* **Exercise requirements**
Could you write out every record below exactly, leaving out any pictures?

* **Records supplied**
──────

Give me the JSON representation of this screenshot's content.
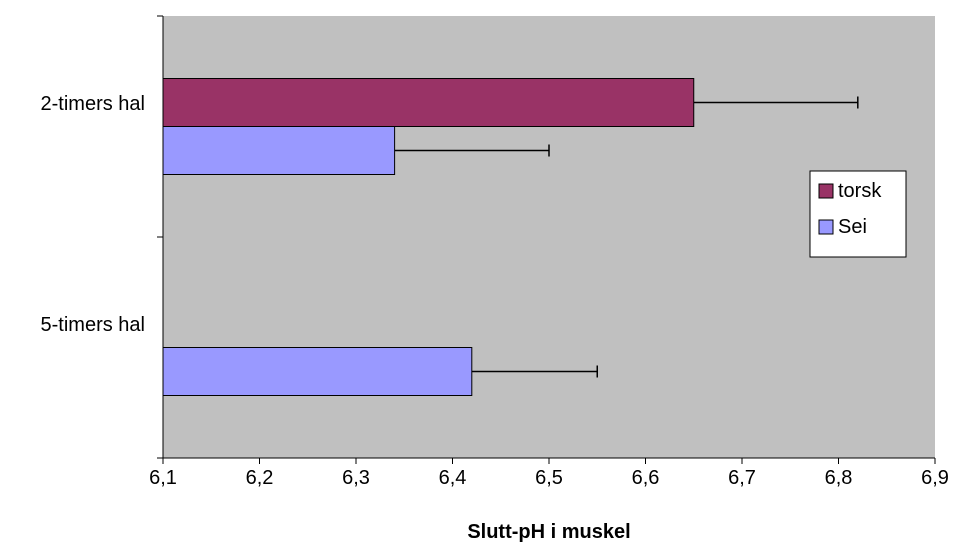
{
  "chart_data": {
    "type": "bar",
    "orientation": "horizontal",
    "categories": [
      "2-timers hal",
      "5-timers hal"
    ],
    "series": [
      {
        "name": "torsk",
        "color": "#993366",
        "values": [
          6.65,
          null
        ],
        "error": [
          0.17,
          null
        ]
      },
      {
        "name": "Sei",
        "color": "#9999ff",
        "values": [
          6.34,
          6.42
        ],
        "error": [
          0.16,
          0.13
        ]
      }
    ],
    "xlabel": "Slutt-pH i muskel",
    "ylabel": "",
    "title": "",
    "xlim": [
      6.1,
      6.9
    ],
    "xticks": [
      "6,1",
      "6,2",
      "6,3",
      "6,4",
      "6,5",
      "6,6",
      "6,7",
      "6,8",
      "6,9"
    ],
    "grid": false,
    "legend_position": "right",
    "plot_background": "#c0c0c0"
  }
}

──────

* **The solution**
Give me the JSON representation of this screenshot's content.
{
  "chart_data": {
    "type": "bar",
    "orientation": "horizontal",
    "categories": [
      "2-timers hal",
      "5-timers hal"
    ],
    "series": [
      {
        "name": "torsk",
        "color": "#993366",
        "values": [
          6.65,
          null
        ],
        "error": [
          0.17,
          null
        ]
      },
      {
        "name": "Sei",
        "color": "#9999ff",
        "values": [
          6.34,
          6.42
        ],
        "error": [
          0.16,
          0.13
        ]
      }
    ],
    "xlabel": "Slutt-pH i muskel",
    "ylabel": "",
    "title": "",
    "xlim": [
      6.1,
      6.9
    ],
    "xticks": [
      "6,1",
      "6,2",
      "6,3",
      "6,4",
      "6,5",
      "6,6",
      "6,7",
      "6,8",
      "6,9"
    ],
    "grid": false,
    "legend_position": "right",
    "plot_background": "#c0c0c0"
  }
}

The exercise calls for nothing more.